◆ Work to do
Omit all pictures, then retype the data exactly as given.

◆ Material

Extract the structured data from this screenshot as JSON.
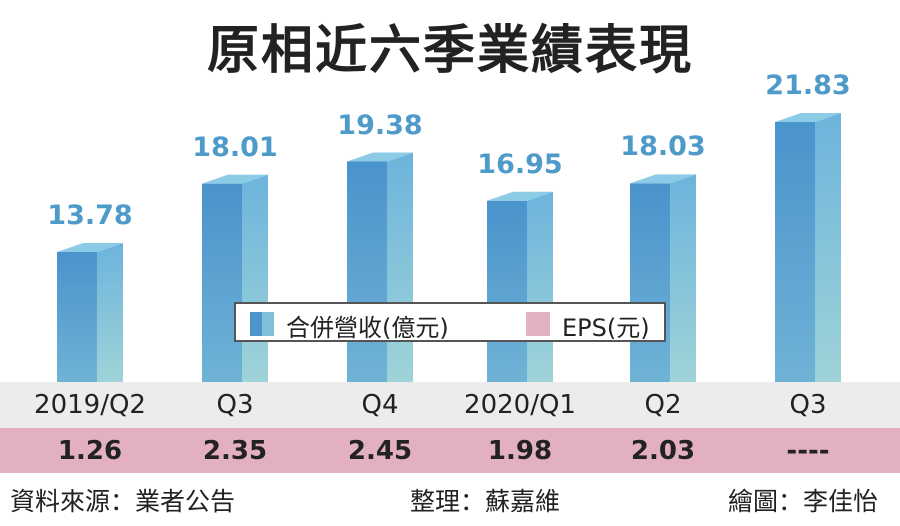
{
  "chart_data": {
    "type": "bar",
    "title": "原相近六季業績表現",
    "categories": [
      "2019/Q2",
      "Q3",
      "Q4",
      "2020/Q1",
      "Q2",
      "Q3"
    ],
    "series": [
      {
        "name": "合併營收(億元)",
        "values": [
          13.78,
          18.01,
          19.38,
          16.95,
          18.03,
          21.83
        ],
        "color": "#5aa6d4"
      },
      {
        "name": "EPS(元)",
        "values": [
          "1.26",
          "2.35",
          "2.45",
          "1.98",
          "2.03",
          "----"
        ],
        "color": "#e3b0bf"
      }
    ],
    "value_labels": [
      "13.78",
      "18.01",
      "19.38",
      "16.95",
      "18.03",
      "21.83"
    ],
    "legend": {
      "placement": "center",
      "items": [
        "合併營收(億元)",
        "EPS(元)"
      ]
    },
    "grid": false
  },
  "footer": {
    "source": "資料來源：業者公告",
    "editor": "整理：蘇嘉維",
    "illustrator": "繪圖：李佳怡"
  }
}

◆ Task result
Extract the structured data from this screenshot as JSON.
{
  "chart_data": {
    "type": "bar",
    "title": "原相近六季業績表現",
    "categories": [
      "2019/Q2",
      "Q3",
      "Q4",
      "2020/Q1",
      "Q2",
      "Q3"
    ],
    "series": [
      {
        "name": "合併營收(億元)",
        "values": [
          13.78,
          18.01,
          19.38,
          16.95,
          18.03,
          21.83
        ],
        "color": "#5aa6d4"
      },
      {
        "name": "EPS(元)",
        "values": [
          "1.26",
          "2.35",
          "2.45",
          "1.98",
          "2.03",
          "----"
        ],
        "color": "#e3b0bf"
      }
    ],
    "value_labels": [
      "13.78",
      "18.01",
      "19.38",
      "16.95",
      "18.03",
      "21.83"
    ],
    "legend": {
      "placement": "center",
      "items": [
        "合併營收(億元)",
        "EPS(元)"
      ]
    },
    "grid": false
  },
  "footer": {
    "source": "資料來源：業者公告",
    "editor": "整理：蘇嘉維",
    "illustrator": "繪圖：李佳怡"
  }
}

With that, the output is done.